------ Provided records ------

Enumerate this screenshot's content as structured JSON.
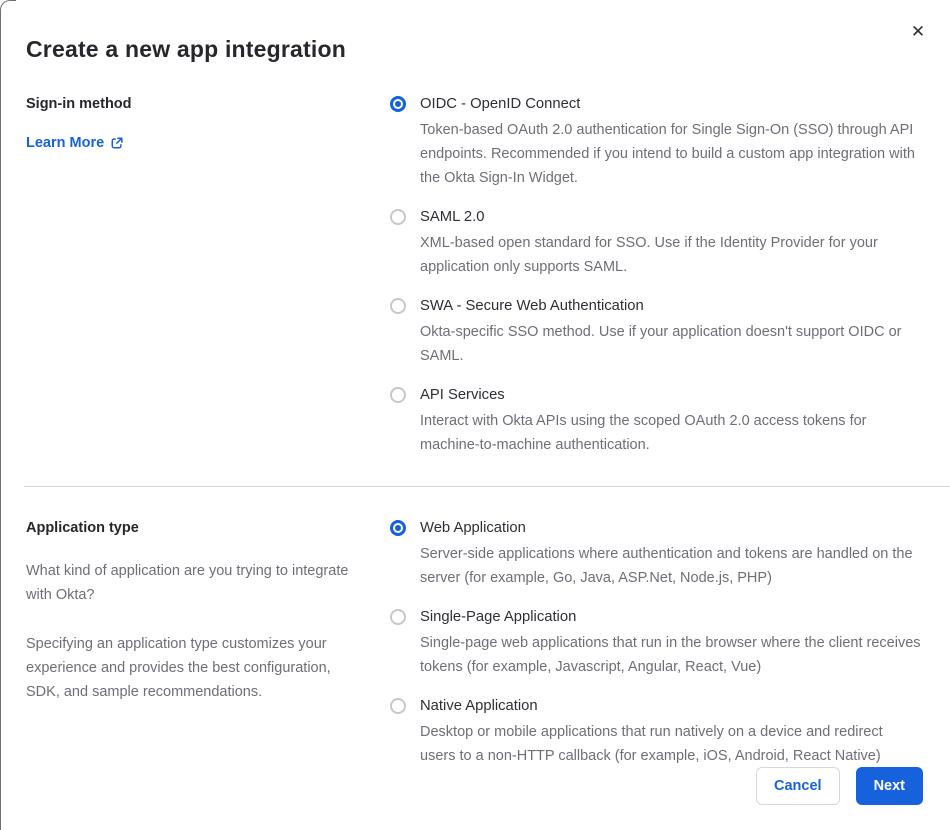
{
  "modal": {
    "title": "Create a new app integration",
    "close_glyph": "✕"
  },
  "signin_section": {
    "label": "Sign-in method",
    "learn_more_label": "Learn More",
    "options": [
      {
        "label": "OIDC - OpenID Connect",
        "description": "Token-based OAuth 2.0 authentication for Single Sign-On (SSO) through API endpoints. Recommended if you intend to build a custom app integration with the Okta Sign-In Widget.",
        "selected": true
      },
      {
        "label": "SAML 2.0",
        "description": "XML-based open standard for SSO. Use if the Identity Provider for your application only supports SAML.",
        "selected": false
      },
      {
        "label": "SWA - Secure Web Authentication",
        "description": "Okta-specific SSO method. Use if your application doesn't support OIDC or SAML.",
        "selected": false
      },
      {
        "label": "API Services",
        "description": "Interact with Okta APIs using the scoped OAuth 2.0 access tokens for machine-to-machine authentication.",
        "selected": false
      }
    ]
  },
  "apptype_section": {
    "label": "Application type",
    "paragraph_1": "What kind of application are you trying to integrate with Okta?",
    "paragraph_2": "Specifying an application type customizes your experience and provides the best configuration, SDK, and sample recommendations.",
    "options": [
      {
        "label": "Web Application",
        "description": "Server-side applications where authentication and tokens are handled on the server (for example, Go, Java, ASP.Net, Node.js, PHP)",
        "selected": true
      },
      {
        "label": "Single-Page Application",
        "description": "Single-page web applications that run in the browser where the client receives tokens (for example, Javascript, Angular, React, Vue)",
        "selected": false
      },
      {
        "label": "Native Application",
        "description": "Desktop or mobile applications that run natively on a device and redirect users to a non-HTTP callback (for example, iOS, Android, React Native)",
        "selected": false
      }
    ]
  },
  "footer": {
    "cancel_label": "Cancel",
    "next_label": "Next"
  },
  "colors": {
    "primary_blue": "#1662dd",
    "heading_text": "#26272d",
    "body_gray": "#6e6e78",
    "divider": "#d4d4d9",
    "radio_unselected_border": "#c7c7cd"
  }
}
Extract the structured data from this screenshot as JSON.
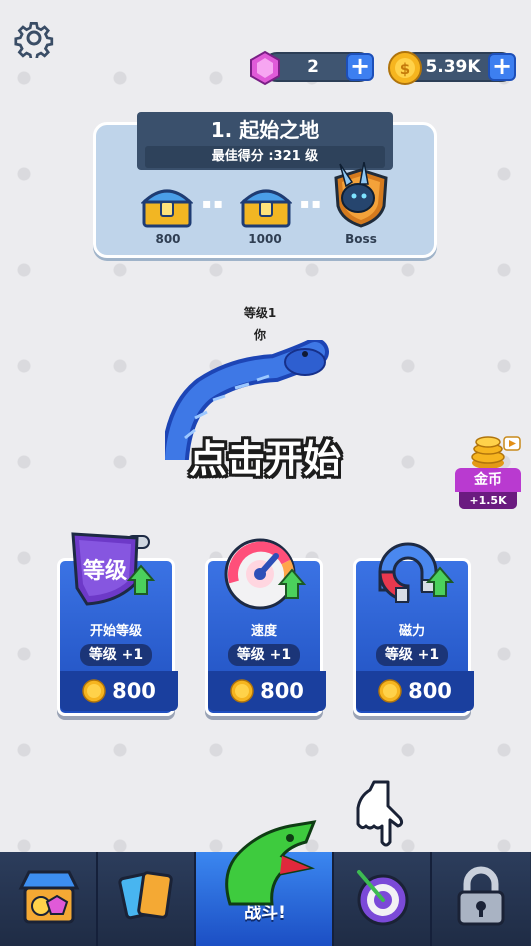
{
  "top_bar": {
    "gems": "2",
    "coins": "5.39K",
    "plus_symbol": "+"
  },
  "level_card": {
    "title": "1. 起始之地",
    "best_score": "最佳得分 :321 级",
    "rewards": [
      {
        "label": "800",
        "icon": "chest-icon"
      },
      {
        "label": "1000",
        "icon": "chest-icon"
      },
      {
        "label": "Boss",
        "icon": "dragon-boss-icon"
      }
    ]
  },
  "player": {
    "level": "等级1",
    "name": "你"
  },
  "tap_to_start": "点击开始",
  "gold_offer": {
    "label": "金币",
    "amount": "+1.5K"
  },
  "upgrades": [
    {
      "name": "开始等级",
      "level": "等级 +1",
      "price": "800",
      "icon": "level-shield-icon",
      "badge": "等级"
    },
    {
      "name": "速度",
      "level": "等级 +1",
      "price": "800",
      "icon": "speedometer-icon"
    },
    {
      "name": "磁力",
      "level": "等级 +1",
      "price": "800",
      "icon": "magnet-icon"
    }
  ],
  "bottom_nav": {
    "battle_label": "战斗!",
    "items": [
      "shop",
      "cards",
      "battle",
      "target",
      "locked"
    ]
  },
  "colors": {
    "background": "#ececef",
    "card_blue": "#3b73e4",
    "nav_dark": "#23314a",
    "accent_blue": "#3d7ff0"
  }
}
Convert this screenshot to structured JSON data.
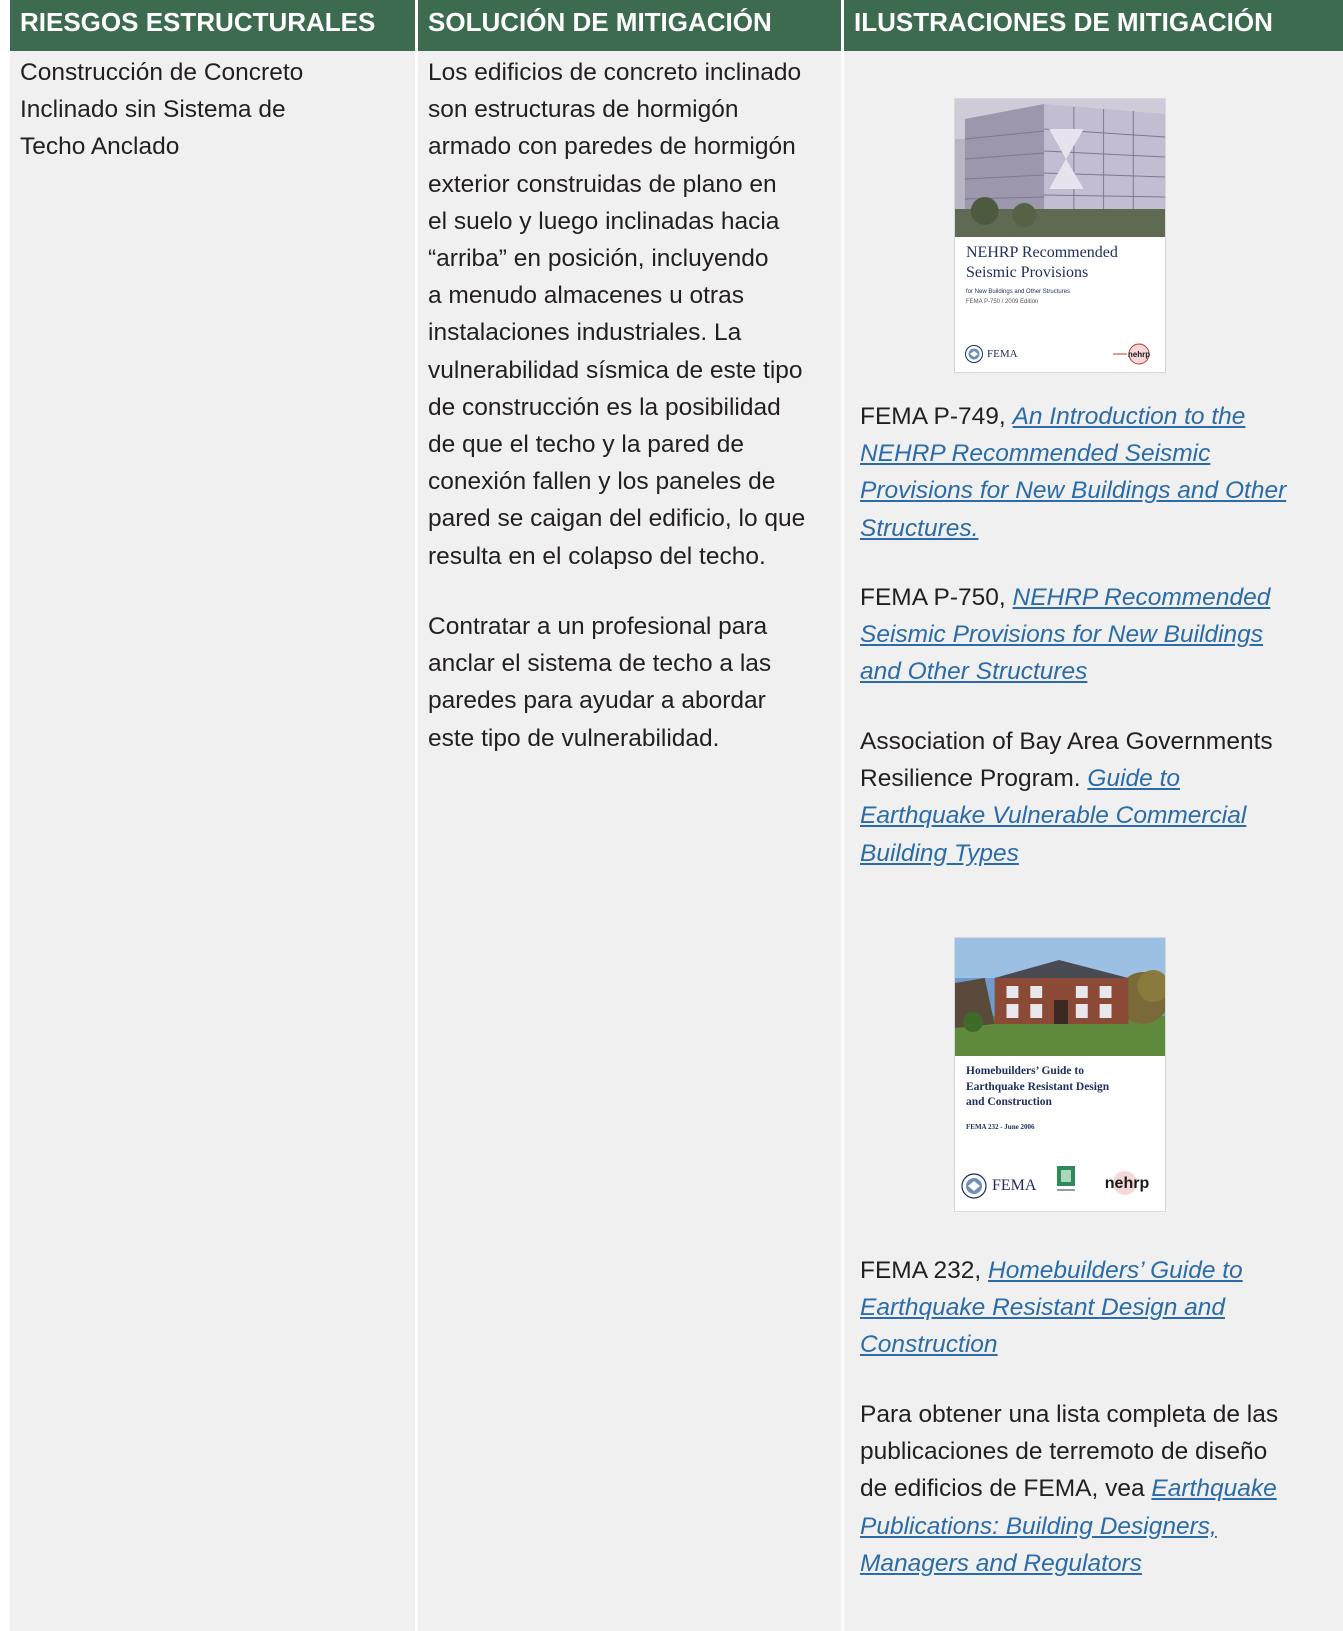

------

▶ **What you should do**:
Restate each entry word for word, leaving out any pictures.

▶ **Complete answer**:
Enumerate this screenshot's content as structured JSON.
{
  "modal": {
    "title": "Create a new app integration",
    "close_glyph": "✕"
  },
  "signin_section": {
    "label": "Sign-in method",
    "learn_more_label": "Learn More",
    "options": [
      {
        "label": "OIDC - OpenID Connect",
        "description": "Token-based OAuth 2.0 authentication for Single Sign-On (SSO) through API endpoints. Recommended if you intend to build a custom app integration with the Okta Sign-In Widget.",
        "selected": true
      },
      {
        "label": "SAML 2.0",
        "description": "XML-based open standard for SSO. Use if the Identity Provider for your application only supports SAML.",
        "selected": false
      },
      {
        "label": "SWA - Secure Web Authentication",
        "description": "Okta-specific SSO method. Use if your application doesn't support OIDC or SAML.",
        "selected": false
      },
      {
        "label": "API Services",
        "description": "Interact with Okta APIs using the scoped OAuth 2.0 access tokens for machine-to-machine authentication.",
        "selected": false
      }
    ]
  },
  "apptype_section": {
    "label": "Application type",
    "paragraph_1": "What kind of application are you trying to integrate with Okta?",
    "paragraph_2": "Specifying an application type customizes your experience and provides the best configuration, SDK, and sample recommendations.",
    "options": [
      {
        "label": "Web Application",
        "description": "Server-side applications where authentication and tokens are handled on the server (for example, Go, Java, ASP.Net, Node.js, PHP)",
        "selected": true
      },
      {
        "label": "Single-Page Application",
        "description": "Single-page web applications that run in the browser where the client receives tokens (for example, Javascript, Angular, React, Vue)",
        "selected": false
      },
      {
        "label": "Native Application",
        "description": "Desktop or mobile applications that run natively on a device and redirect users to a non-HTTP callback (for example, iOS, Android, React Native)",
        "selected": false
      }
    ]
  },
  "footer": {
    "cancel_label": "Cancel",
    "next_label": "Next"
  },
  "colors": {
    "primary_blue": "#1662dd",
    "heading_text": "#26272d",
    "body_gray": "#6e6e78",
    "divider": "#d4d4d9",
    "radio_unselected_border": "#c7c7cd"
  }
}
Extract the structured data from this screenshot as JSON.
{
  "top_bar": {
    "gems": "2",
    "coins": "5.39K",
    "plus_symbol": "+"
  },
  "level_card": {
    "title": "1. 起始之地",
    "best_score": "最佳得分 :321 级",
    "rewards": [
      {
        "label": "800",
        "icon": "chest-icon"
      },
      {
        "label": "1000",
        "icon": "chest-icon"
      },
      {
        "label": "Boss",
        "icon": "dragon-boss-icon"
      }
    ]
  },
  "player": {
    "level": "等级1",
    "name": "你"
  },
  "tap_to_start": "点击开始",
  "gold_offer": {
    "label": "金币",
    "amount": "+1.5K"
  },
  "upgrades": [
    {
      "name": "开始等级",
      "level": "等级 +1",
      "price": "800",
      "icon": "level-shield-icon",
      "badge": "等级"
    },
    {
      "name": "速度",
      "level": "等级 +1",
      "price": "800",
      "icon": "speedometer-icon"
    },
    {
      "name": "磁力",
      "level": "等级 +1",
      "price": "800",
      "icon": "magnet-icon"
    }
  ],
  "bottom_nav": {
    "battle_label": "战斗!",
    "items": [
      "shop",
      "cards",
      "battle",
      "target",
      "locked"
    ]
  },
  "colors": {
    "background": "#ececef",
    "card_blue": "#3b73e4",
    "nav_dark": "#23314a",
    "accent_blue": "#3d7ff0"
  }
}
Convert this screenshot to structured JSON data.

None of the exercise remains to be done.